Data records:

=-=-=-=-=

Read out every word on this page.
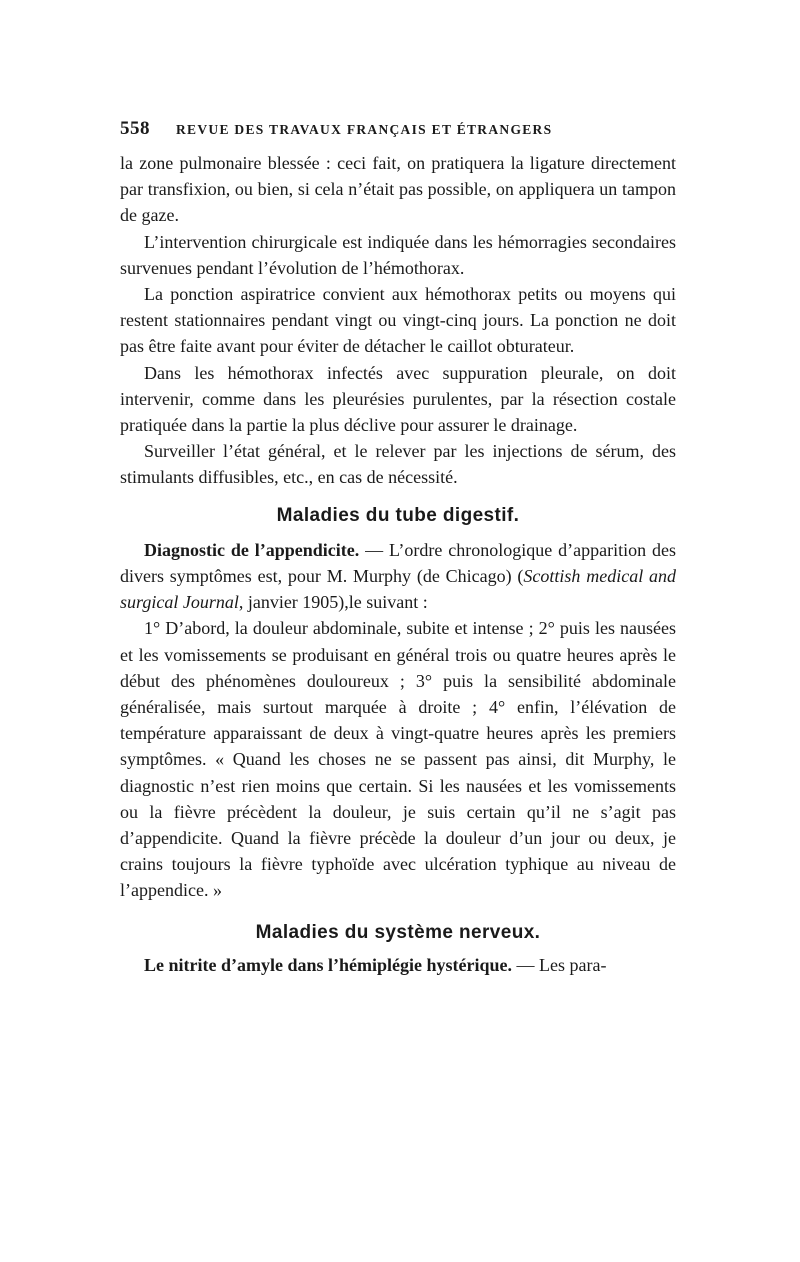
558 REVUE DES TRAVAUX FRANÇAIS ET ÉTRANGERS

la zone pulmonaire blessée : ceci fait, on pratiquera la ligature directement par transfixion, ou bien, si cela n’était pas possible, on appliquera un tampon de gaze.

L’intervention chirurgicale est indiquée dans les hémorragies secondaires survenues pendant l’évolution de l’hémothorax.

La ponction aspiratrice convient aux hémothorax petits ou moyens qui restent stationnaires pendant vingt ou vingt-cinq jours. La ponction ne doit pas être faite avant pour éviter de détacher le caillot obturateur.

Dans les hémothorax infectés avec suppuration pleurale, on doit intervenir, comme dans les pleurésies purulentes, par la résection costale pratiquée dans la partie la plus déclive pour assurer le drainage.

Surveiller l’état général, et le relever par les injections de sérum, des stimulants diffusibles, etc., en cas de nécessité.

Maladies du tube digestif.

Diagnostic de l’appendicite. — L’ordre chronologique d’apparition des divers symptômes est, pour M. Murphy (de Chicago) (Scottish medical and surgical Journal, janvier 1905),le suivant :

1° D’abord, la douleur abdominale, subite et intense ; 2° puis les nausées et les vomissements se produisant en général trois ou quatre heures après le début des phénomènes douloureux ; 3° puis la sensibilité abdominale généralisée, mais surtout marquée à droite ; 4° enfin, l’élévation de température apparaissant de deux à vingt-quatre heures après les premiers symptômes. « Quand les choses ne se passent pas ainsi, dit Murphy, le diagnostic n’est rien moins que certain. Si les nausées et les vomissements ou la fièvre précèdent la douleur, je suis certain qu’il ne s’agit pas d’appendicite. Quand la fièvre précède la douleur d’un jour ou deux, je crains toujours la fièvre typhoïde avec ulcération typhique au niveau de l’appendice. »

Maladies du système nerveux.

Le nitrite d’amyle dans l’hémiplégie hystérique. — Les para-
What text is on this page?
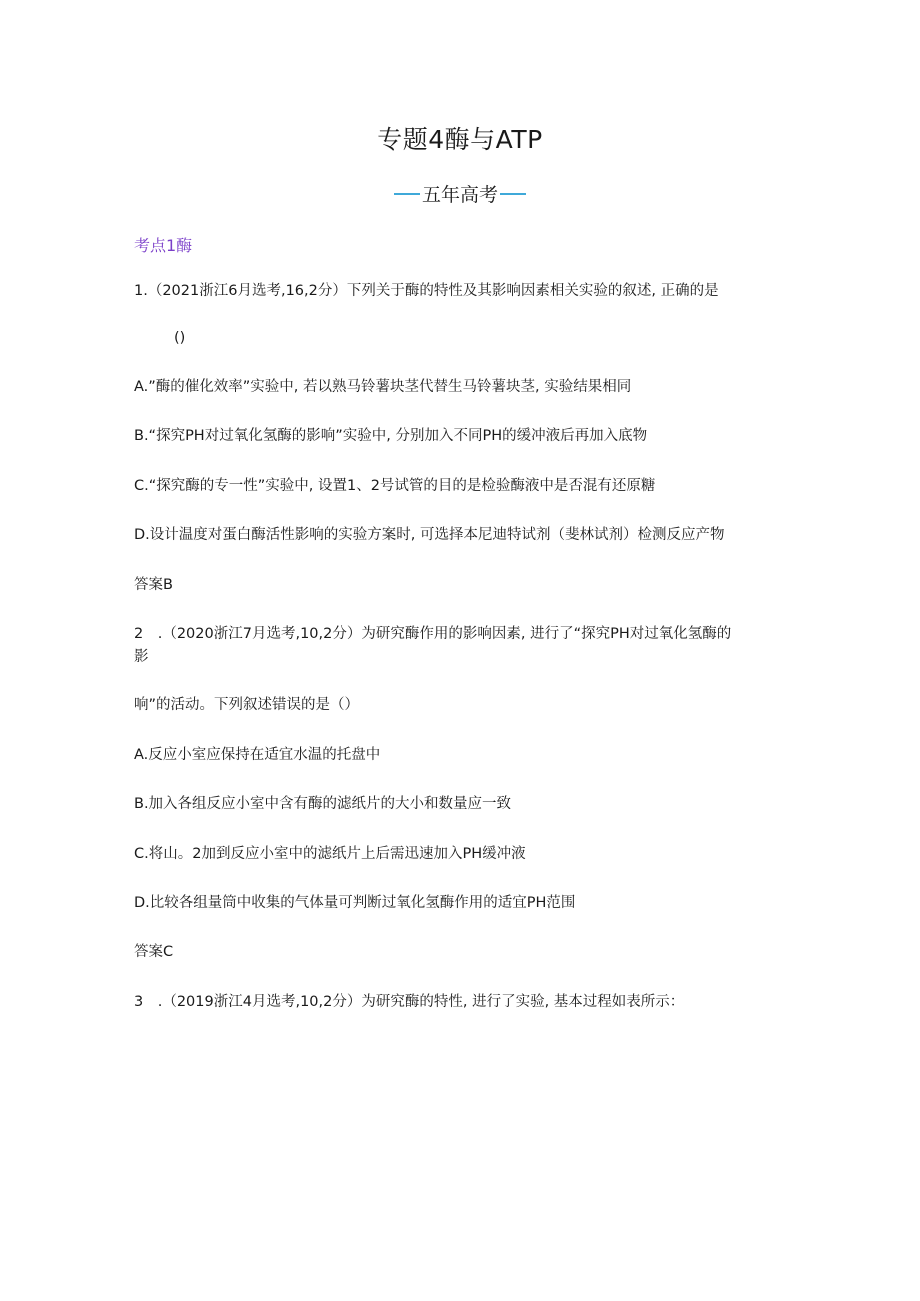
专题4酶与ATP
五年高考
考点1酶
1.（2021浙江6月选考,16,2分）下列关于酶的特性及其影响因素相关实验的叙述, 正确的是
()
A.”酶的催化效率”实验中, 若以熟马铃薯块茎代替生马铃薯块茎, 实验结果相同
B.“探究PH对过氧化氢酶的影响”实验中, 分别加入不同PH的缓冲液后再加入底物
C.“探究酶的专一性”实验中, 设置1、2号试管的目的是检验酶液中是否混有还原糖
D.设计温度对蛋白酶活性影响的实验方案时, 可选择本尼迪特试剂（斐林试剂）检测反应产物
答案B
2　.（2020浙江7月选考,10,2分）为研究酶作用的影响因素, 进行了“探究PH对过氧化氢酶的
影
响”的活动。下列叙述错误的是（）
A.反应小室应保持在适宜水温的托盘中
B.加入各组反应小室中含有酶的滤纸片的大小和数量应一致
C.将山。2加到反应小室中的滤纸片上后需迅速加入PH缓冲液
D.比较各组量筒中收集的气体量可判断过氧化氢酶作用的适宜PH范围
答案C
3　.（2019浙江4月选考,10,2分）为研究酶的特性, 进行了实验, 基本过程如表所示：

=-=-=-=-=

The lines to copy run from the line containing "What text is on this page?" through the end of the data above; copy exactly those, minus the pictures.

*Finished task*:
What text is on this page?
专题4酶与ATP
五年高考
考点1酶
1.（2021浙江6月选考,16,2分）下列关于酶的特性及其影响因素相关实验的叙述, 正确的是
()
A.”酶的催化效率”实验中, 若以熟马铃薯块茎代替生马铃薯块茎, 实验结果相同
B.“探究PH对过氧化氢酶的影响”实验中, 分别加入不同PH的缓冲液后再加入底物
C.“探究酶的专一性”实验中, 设置1、2号试管的目的是检验酶液中是否混有还原糖
D.设计温度对蛋白酶活性影响的实验方案时, 可选择本尼迪特试剂（斐林试剂）检测反应产物
答案B
2　.（2020浙江7月选考,10,2分）为研究酶作用的影响因素, 进行了“探究PH对过氧化氢酶的
影
响”的活动。下列叙述错误的是（）
A.反应小室应保持在适宜水温的托盘中
B.加入各组反应小室中含有酶的滤纸片的大小和数量应一致
C.将山。2加到反应小室中的滤纸片上后需迅速加入PH缓冲液
D.比较各组量筒中收集的气体量可判断过氧化氢酶作用的适宜PH范围
答案C
3　.（2019浙江4月选考,10,2分）为研究酶的特性, 进行了实验, 基本过程如表所示：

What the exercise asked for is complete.